### EXERCISE INPUT
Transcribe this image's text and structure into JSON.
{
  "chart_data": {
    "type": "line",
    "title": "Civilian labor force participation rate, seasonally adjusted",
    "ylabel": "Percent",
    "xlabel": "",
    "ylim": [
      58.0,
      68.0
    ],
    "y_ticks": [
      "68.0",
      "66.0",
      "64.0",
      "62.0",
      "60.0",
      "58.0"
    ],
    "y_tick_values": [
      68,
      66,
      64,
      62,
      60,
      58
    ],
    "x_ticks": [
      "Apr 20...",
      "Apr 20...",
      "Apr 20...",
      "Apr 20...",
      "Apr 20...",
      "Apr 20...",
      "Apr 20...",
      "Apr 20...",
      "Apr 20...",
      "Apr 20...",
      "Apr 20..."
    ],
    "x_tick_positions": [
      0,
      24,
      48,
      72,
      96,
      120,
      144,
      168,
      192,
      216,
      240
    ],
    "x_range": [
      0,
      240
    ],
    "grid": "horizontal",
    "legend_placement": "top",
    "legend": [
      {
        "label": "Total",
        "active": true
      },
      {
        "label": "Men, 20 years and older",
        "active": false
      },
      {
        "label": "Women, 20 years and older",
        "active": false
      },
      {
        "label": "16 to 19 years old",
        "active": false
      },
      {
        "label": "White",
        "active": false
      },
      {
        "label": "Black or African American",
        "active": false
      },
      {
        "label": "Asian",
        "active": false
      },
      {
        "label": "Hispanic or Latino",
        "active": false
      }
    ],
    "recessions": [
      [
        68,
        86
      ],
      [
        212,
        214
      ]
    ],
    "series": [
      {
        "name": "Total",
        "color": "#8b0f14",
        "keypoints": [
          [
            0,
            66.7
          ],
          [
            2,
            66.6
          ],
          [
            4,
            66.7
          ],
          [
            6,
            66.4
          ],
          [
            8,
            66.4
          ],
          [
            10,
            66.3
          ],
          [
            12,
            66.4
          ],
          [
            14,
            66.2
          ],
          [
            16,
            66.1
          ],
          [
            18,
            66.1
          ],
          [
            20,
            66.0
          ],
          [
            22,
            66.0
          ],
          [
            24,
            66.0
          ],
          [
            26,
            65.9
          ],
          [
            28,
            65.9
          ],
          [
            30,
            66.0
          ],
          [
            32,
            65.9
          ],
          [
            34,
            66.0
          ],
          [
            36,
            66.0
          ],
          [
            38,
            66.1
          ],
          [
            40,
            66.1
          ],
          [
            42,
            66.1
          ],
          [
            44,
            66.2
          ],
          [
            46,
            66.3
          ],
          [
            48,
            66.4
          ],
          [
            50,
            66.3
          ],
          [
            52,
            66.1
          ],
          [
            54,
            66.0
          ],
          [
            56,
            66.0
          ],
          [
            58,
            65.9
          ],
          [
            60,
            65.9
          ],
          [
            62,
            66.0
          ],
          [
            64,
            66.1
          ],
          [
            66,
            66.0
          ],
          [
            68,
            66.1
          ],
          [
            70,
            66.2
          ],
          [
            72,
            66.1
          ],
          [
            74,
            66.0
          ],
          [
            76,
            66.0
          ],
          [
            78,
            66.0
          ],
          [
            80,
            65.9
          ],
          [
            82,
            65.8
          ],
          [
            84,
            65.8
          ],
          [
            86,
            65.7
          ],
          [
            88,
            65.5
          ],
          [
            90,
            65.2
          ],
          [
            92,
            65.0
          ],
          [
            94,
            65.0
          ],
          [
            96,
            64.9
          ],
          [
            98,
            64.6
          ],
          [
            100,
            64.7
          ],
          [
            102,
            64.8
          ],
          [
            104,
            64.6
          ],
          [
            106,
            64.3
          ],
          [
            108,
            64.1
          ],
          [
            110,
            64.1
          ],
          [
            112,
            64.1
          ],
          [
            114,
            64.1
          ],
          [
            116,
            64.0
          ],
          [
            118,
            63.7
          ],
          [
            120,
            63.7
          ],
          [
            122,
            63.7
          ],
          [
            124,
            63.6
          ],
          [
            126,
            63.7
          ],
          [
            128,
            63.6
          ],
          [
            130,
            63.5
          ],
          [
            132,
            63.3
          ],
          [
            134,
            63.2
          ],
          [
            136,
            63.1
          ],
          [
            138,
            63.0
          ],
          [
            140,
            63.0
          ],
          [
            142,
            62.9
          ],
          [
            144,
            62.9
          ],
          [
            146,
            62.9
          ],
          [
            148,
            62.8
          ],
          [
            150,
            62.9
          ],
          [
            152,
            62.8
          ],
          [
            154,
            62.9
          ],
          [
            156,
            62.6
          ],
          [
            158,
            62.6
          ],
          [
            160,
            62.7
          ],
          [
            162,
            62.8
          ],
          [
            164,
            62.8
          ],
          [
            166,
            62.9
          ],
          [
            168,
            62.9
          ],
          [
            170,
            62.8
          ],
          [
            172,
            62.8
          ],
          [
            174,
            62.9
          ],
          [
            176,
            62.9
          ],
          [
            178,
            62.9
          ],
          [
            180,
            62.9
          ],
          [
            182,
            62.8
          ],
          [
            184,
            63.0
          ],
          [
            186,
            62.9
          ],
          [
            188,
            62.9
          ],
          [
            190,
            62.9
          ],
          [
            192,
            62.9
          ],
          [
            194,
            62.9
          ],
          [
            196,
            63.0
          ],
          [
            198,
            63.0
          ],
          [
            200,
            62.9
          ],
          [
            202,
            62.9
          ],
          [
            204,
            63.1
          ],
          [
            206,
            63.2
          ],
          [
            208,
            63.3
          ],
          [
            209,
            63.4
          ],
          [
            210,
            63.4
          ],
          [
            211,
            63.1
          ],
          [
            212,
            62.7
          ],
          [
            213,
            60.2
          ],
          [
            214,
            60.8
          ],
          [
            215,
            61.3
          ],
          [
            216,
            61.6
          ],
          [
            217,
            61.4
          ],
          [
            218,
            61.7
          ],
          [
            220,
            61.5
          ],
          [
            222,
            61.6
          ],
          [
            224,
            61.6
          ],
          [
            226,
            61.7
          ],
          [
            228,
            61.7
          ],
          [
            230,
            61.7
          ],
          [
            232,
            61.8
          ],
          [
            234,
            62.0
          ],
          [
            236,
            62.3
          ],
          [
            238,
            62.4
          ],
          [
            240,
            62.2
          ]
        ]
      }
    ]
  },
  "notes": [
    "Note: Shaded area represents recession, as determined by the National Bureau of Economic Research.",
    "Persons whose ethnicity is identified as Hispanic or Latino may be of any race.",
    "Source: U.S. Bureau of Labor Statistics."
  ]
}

### THE TASK
Transcribe the full listing above without leaving anything out.

### OUTPUT
Transcribe this image's text and structure into JSON.
{
  "chart_data": {
    "type": "line",
    "title": "Civilian labor force participation rate, seasonally adjusted",
    "ylabel": "Percent",
    "xlabel": "",
    "ylim": [
      58.0,
      68.0
    ],
    "y_ticks": [
      "68.0",
      "66.0",
      "64.0",
      "62.0",
      "60.0",
      "58.0"
    ],
    "y_tick_values": [
      68,
      66,
      64,
      62,
      60,
      58
    ],
    "x_ticks": [
      "Apr 20...",
      "Apr 20...",
      "Apr 20...",
      "Apr 20...",
      "Apr 20...",
      "Apr 20...",
      "Apr 20...",
      "Apr 20...",
      "Apr 20...",
      "Apr 20...",
      "Apr 20..."
    ],
    "x_tick_positions": [
      0,
      24,
      48,
      72,
      96,
      120,
      144,
      168,
      192,
      216,
      240
    ],
    "x_range": [
      0,
      240
    ],
    "grid": "horizontal",
    "legend_placement": "top",
    "legend": [
      {
        "label": "Total",
        "active": true
      },
      {
        "label": "Men, 20 years and older",
        "active": false
      },
      {
        "label": "Women, 20 years and older",
        "active": false
      },
      {
        "label": "16 to 19 years old",
        "active": false
      },
      {
        "label": "White",
        "active": false
      },
      {
        "label": "Black or African American",
        "active": false
      },
      {
        "label": "Asian",
        "active": false
      },
      {
        "label": "Hispanic or Latino",
        "active": false
      }
    ],
    "recessions": [
      [
        68,
        86
      ],
      [
        212,
        214
      ]
    ],
    "series": [
      {
        "name": "Total",
        "color": "#8b0f14",
        "keypoints": [
          [
            0,
            66.7
          ],
          [
            2,
            66.6
          ],
          [
            4,
            66.7
          ],
          [
            6,
            66.4
          ],
          [
            8,
            66.4
          ],
          [
            10,
            66.3
          ],
          [
            12,
            66.4
          ],
          [
            14,
            66.2
          ],
          [
            16,
            66.1
          ],
          [
            18,
            66.1
          ],
          [
            20,
            66.0
          ],
          [
            22,
            66.0
          ],
          [
            24,
            66.0
          ],
          [
            26,
            65.9
          ],
          [
            28,
            65.9
          ],
          [
            30,
            66.0
          ],
          [
            32,
            65.9
          ],
          [
            34,
            66.0
          ],
          [
            36,
            66.0
          ],
          [
            38,
            66.1
          ],
          [
            40,
            66.1
          ],
          [
            42,
            66.1
          ],
          [
            44,
            66.2
          ],
          [
            46,
            66.3
          ],
          [
            48,
            66.4
          ],
          [
            50,
            66.3
          ],
          [
            52,
            66.1
          ],
          [
            54,
            66.0
          ],
          [
            56,
            66.0
          ],
          [
            58,
            65.9
          ],
          [
            60,
            65.9
          ],
          [
            62,
            66.0
          ],
          [
            64,
            66.1
          ],
          [
            66,
            66.0
          ],
          [
            68,
            66.1
          ],
          [
            70,
            66.2
          ],
          [
            72,
            66.1
          ],
          [
            74,
            66.0
          ],
          [
            76,
            66.0
          ],
          [
            78,
            66.0
          ],
          [
            80,
            65.9
          ],
          [
            82,
            65.8
          ],
          [
            84,
            65.8
          ],
          [
            86,
            65.7
          ],
          [
            88,
            65.5
          ],
          [
            90,
            65.2
          ],
          [
            92,
            65.0
          ],
          [
            94,
            65.0
          ],
          [
            96,
            64.9
          ],
          [
            98,
            64.6
          ],
          [
            100,
            64.7
          ],
          [
            102,
            64.8
          ],
          [
            104,
            64.6
          ],
          [
            106,
            64.3
          ],
          [
            108,
            64.1
          ],
          [
            110,
            64.1
          ],
          [
            112,
            64.1
          ],
          [
            114,
            64.1
          ],
          [
            116,
            64.0
          ],
          [
            118,
            63.7
          ],
          [
            120,
            63.7
          ],
          [
            122,
            63.7
          ],
          [
            124,
            63.6
          ],
          [
            126,
            63.7
          ],
          [
            128,
            63.6
          ],
          [
            130,
            63.5
          ],
          [
            132,
            63.3
          ],
          [
            134,
            63.2
          ],
          [
            136,
            63.1
          ],
          [
            138,
            63.0
          ],
          [
            140,
            63.0
          ],
          [
            142,
            62.9
          ],
          [
            144,
            62.9
          ],
          [
            146,
            62.9
          ],
          [
            148,
            62.8
          ],
          [
            150,
            62.9
          ],
          [
            152,
            62.8
          ],
          [
            154,
            62.9
          ],
          [
            156,
            62.6
          ],
          [
            158,
            62.6
          ],
          [
            160,
            62.7
          ],
          [
            162,
            62.8
          ],
          [
            164,
            62.8
          ],
          [
            166,
            62.9
          ],
          [
            168,
            62.9
          ],
          [
            170,
            62.8
          ],
          [
            172,
            62.8
          ],
          [
            174,
            62.9
          ],
          [
            176,
            62.9
          ],
          [
            178,
            62.9
          ],
          [
            180,
            62.9
          ],
          [
            182,
            62.8
          ],
          [
            184,
            63.0
          ],
          [
            186,
            62.9
          ],
          [
            188,
            62.9
          ],
          [
            190,
            62.9
          ],
          [
            192,
            62.9
          ],
          [
            194,
            62.9
          ],
          [
            196,
            63.0
          ],
          [
            198,
            63.0
          ],
          [
            200,
            62.9
          ],
          [
            202,
            62.9
          ],
          [
            204,
            63.1
          ],
          [
            206,
            63.2
          ],
          [
            208,
            63.3
          ],
          [
            209,
            63.4
          ],
          [
            210,
            63.4
          ],
          [
            211,
            63.1
          ],
          [
            212,
            62.7
          ],
          [
            213,
            60.2
          ],
          [
            214,
            60.8
          ],
          [
            215,
            61.3
          ],
          [
            216,
            61.6
          ],
          [
            217,
            61.4
          ],
          [
            218,
            61.7
          ],
          [
            220,
            61.5
          ],
          [
            222,
            61.6
          ],
          [
            224,
            61.6
          ],
          [
            226,
            61.7
          ],
          [
            228,
            61.7
          ],
          [
            230,
            61.7
          ],
          [
            232,
            61.8
          ],
          [
            234,
            62.0
          ],
          [
            236,
            62.3
          ],
          [
            238,
            62.4
          ],
          [
            240,
            62.2
          ]
        ]
      }
    ]
  },
  "notes": [
    "Note: Shaded area represents recession, as determined by the National Bureau of Economic Research.",
    "Persons whose ethnicity is identified as Hispanic or Latino may be of any race.",
    "Source: U.S. Bureau of Labor Statistics."
  ]
}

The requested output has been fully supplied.